▶ _Extracted text_:
*** Block opens ***
Today's hike was at the Arnold Arboretum. 

The agenda for tomorrow's conference. 

Doc arrives in Boston. At 4PM I've arrived at the Sheraton, going down to the bar for drinks with Doc and Halley. 

The Sunday Times (London) gives credit to bloggers for bringing down the Times (New York) executive editor and managing editor. They also say the young screwed up reporter who stayed home while pretending to cover the stories he was assigned was doing cocaine.  

Standards? 

I read a piece yesterday about SixApart and their standards compliance. Interesting, but they do RSS in a funky way. I guess they are picky about which standards they support and how. They respect the W3C, but they don't respect RSS.

My opinion of course (but then I co-designed RSS). They wouldn't like it if UserLand or Blogger or someone else played funky games with their creation, Trackback. Maybe they would. They haven't responded to the piece I wrote about this.

Tim Berners-Lee isn't the only one working for a better tomorrow (through recommendations btw, not standards). And some would argue that TBL's vision is unattainable. (I am one of those people.) What SixApart really should say is that they're following TBL's roadmap. It's a stretch to call that "standards."
*** Block closes ***
▶ _Entries provided_:
*** Block opens ***
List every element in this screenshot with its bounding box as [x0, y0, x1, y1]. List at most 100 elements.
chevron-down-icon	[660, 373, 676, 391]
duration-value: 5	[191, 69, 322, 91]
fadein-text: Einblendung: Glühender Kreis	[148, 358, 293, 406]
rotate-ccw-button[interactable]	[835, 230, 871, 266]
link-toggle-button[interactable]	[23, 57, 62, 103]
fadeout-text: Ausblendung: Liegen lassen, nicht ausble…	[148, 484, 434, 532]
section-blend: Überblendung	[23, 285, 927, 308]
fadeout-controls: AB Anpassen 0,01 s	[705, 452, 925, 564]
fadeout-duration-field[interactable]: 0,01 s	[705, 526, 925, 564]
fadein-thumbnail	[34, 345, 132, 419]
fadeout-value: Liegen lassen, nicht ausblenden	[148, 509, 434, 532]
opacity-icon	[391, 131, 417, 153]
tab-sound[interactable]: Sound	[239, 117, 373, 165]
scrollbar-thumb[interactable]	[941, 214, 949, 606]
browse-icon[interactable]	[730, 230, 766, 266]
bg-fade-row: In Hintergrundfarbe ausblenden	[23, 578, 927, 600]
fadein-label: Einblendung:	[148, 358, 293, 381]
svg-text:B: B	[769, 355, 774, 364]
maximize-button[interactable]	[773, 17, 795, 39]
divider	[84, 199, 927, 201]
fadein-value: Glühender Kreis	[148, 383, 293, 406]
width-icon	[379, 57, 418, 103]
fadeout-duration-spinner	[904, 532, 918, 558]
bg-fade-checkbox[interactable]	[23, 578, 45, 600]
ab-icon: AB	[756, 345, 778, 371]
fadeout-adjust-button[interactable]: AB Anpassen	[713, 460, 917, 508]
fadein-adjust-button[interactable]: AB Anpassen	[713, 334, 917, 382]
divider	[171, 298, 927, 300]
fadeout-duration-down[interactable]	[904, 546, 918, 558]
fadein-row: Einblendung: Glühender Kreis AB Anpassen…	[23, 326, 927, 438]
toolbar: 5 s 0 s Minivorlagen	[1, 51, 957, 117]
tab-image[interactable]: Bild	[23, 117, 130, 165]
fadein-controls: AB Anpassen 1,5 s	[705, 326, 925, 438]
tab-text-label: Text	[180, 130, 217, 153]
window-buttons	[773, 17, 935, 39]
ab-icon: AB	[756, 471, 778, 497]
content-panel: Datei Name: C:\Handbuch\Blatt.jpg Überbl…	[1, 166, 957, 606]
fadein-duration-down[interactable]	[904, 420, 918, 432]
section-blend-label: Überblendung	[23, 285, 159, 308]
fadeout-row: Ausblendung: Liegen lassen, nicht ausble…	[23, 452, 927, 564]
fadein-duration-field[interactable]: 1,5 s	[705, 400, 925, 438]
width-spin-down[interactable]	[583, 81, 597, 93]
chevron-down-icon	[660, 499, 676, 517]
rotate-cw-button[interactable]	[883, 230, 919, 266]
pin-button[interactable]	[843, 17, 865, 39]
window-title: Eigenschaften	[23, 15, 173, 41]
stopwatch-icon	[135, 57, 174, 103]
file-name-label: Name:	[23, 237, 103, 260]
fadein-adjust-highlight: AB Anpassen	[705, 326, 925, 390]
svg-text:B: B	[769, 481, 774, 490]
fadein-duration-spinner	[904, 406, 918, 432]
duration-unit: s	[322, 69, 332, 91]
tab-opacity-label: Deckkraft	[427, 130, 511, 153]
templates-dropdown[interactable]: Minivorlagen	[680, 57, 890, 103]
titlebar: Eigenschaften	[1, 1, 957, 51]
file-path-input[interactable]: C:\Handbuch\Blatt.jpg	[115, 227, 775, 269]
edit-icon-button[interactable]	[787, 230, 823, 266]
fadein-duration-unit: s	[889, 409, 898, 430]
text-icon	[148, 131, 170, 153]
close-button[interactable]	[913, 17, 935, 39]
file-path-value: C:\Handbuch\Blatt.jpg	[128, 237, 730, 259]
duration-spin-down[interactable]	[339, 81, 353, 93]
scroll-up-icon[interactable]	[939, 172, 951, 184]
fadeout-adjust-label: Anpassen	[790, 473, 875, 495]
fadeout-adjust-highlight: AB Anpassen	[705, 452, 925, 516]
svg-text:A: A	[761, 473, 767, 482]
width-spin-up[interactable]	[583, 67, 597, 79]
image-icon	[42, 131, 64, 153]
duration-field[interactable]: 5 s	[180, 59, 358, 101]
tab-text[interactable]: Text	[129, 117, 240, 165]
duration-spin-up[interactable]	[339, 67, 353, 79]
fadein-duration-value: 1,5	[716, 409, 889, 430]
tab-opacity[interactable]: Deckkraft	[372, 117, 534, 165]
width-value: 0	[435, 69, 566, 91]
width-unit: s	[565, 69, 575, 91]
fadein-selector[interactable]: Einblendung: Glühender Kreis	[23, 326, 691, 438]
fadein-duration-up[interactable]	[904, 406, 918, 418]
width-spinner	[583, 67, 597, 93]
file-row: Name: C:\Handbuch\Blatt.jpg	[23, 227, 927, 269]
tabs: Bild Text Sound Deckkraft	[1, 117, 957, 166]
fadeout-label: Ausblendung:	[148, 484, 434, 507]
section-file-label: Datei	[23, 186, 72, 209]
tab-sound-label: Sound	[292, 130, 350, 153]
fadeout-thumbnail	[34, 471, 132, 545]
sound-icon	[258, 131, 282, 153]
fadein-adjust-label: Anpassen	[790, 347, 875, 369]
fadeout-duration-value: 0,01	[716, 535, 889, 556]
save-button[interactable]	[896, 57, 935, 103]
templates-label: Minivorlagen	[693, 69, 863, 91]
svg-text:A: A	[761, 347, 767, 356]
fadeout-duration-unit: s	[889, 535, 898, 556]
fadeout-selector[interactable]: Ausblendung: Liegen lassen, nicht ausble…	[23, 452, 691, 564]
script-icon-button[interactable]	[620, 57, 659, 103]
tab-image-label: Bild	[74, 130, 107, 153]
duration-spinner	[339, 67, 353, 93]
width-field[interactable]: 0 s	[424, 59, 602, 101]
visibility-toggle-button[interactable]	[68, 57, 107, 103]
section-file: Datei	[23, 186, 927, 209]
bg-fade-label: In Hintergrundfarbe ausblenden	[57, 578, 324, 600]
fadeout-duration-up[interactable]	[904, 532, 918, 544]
*** Block closes ***
▶ _Exercises_:
(1) Do the following statements agree with the blog post? Answer yes or no for each, and quote the words of the post that settle it.
(a) The writer arrived at the Sheraton at 4PM.
(b) SixApart has responded to the piece the writer wrote about its handling of RSS.
(c) The writer thinks Tim Berners-Lee's vision can be achieved.
(2) Summarize the blog post in two sentences.
(3) According to the blog post, which newspaper credited bloggers with bringing down the New York Times executive editor and managing editor?

▶ _Written responses_:
(1)
(a) Yes: "At 4PM I've arrived at the Sheraton"
(b) No: "They haven't responded to the piece I wrote about this."
(c) No: "And some would argue that TBL's vision is unattainable. (I am one of those people.)"

(2) The writer mentions a hike at the Arnold Arboretum, the agenda for tomorrow's conference, and drinks with Doc and Halley at the Sheraton in Boston. As a co-designer of RSS, the writer says SixApart does RSS in a funky way and that calling Tim Berners-Lee's roadmap "standards" is a stretch.

(3) The Sunday Times (London).